**Stated task**
Transcribe all of the material exactly, except for its pictures.

====== Dataset extract ======

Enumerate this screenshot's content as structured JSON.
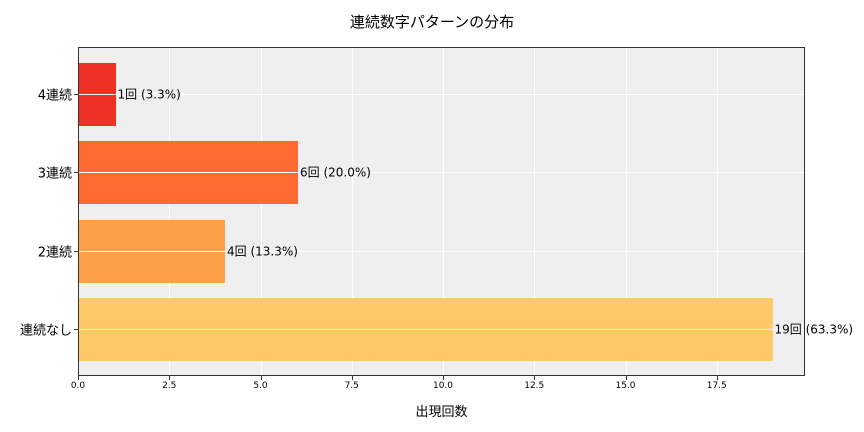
{
  "chart_data": {
    "type": "bar",
    "orientation": "horizontal",
    "title": "連続数字パターンの分布",
    "xlabel": "出現回数",
    "ylabel": "",
    "categories": [
      "4連続",
      "3連続",
      "2連続",
      "連続なし"
    ],
    "values": [
      1,
      6,
      4,
      19
    ],
    "percentages": [
      3.3,
      20.0,
      13.3,
      63.3
    ],
    "bar_labels": [
      "1回 (3.3%)",
      "6回 (20.0%)",
      "4回 (13.3%)",
      "19回 (63.3%)"
    ],
    "colors": [
      "#ee3124",
      "#fd6a32",
      "#fda048",
      "#fec966"
    ],
    "xlim": [
      0,
      19.9
    ],
    "xticks": [
      "0.0",
      "2.5",
      "5.0",
      "7.5",
      "10.0",
      "12.5",
      "15.0",
      "17.5"
    ],
    "grid": true,
    "background": "#efefef"
  }
}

======

**Solution**
Enumerate this screenshot's content as structured JSON.
{
  "chart_data": {
    "type": "bar",
    "orientation": "horizontal",
    "title": "連続数字パターンの分布",
    "xlabel": "出現回数",
    "ylabel": "",
    "categories": [
      "4連続",
      "3連続",
      "2連続",
      "連続なし"
    ],
    "values": [
      1,
      6,
      4,
      19
    ],
    "percentages": [
      3.3,
      20.0,
      13.3,
      63.3
    ],
    "bar_labels": [
      "1回 (3.3%)",
      "6回 (20.0%)",
      "4回 (13.3%)",
      "19回 (63.3%)"
    ],
    "colors": [
      "#ee3124",
      "#fd6a32",
      "#fda048",
      "#fec966"
    ],
    "xlim": [
      0,
      19.9
    ],
    "xticks": [
      "0.0",
      "2.5",
      "5.0",
      "7.5",
      "10.0",
      "12.5",
      "15.0",
      "17.5"
    ],
    "grid": true,
    "background": "#efefef"
  }
}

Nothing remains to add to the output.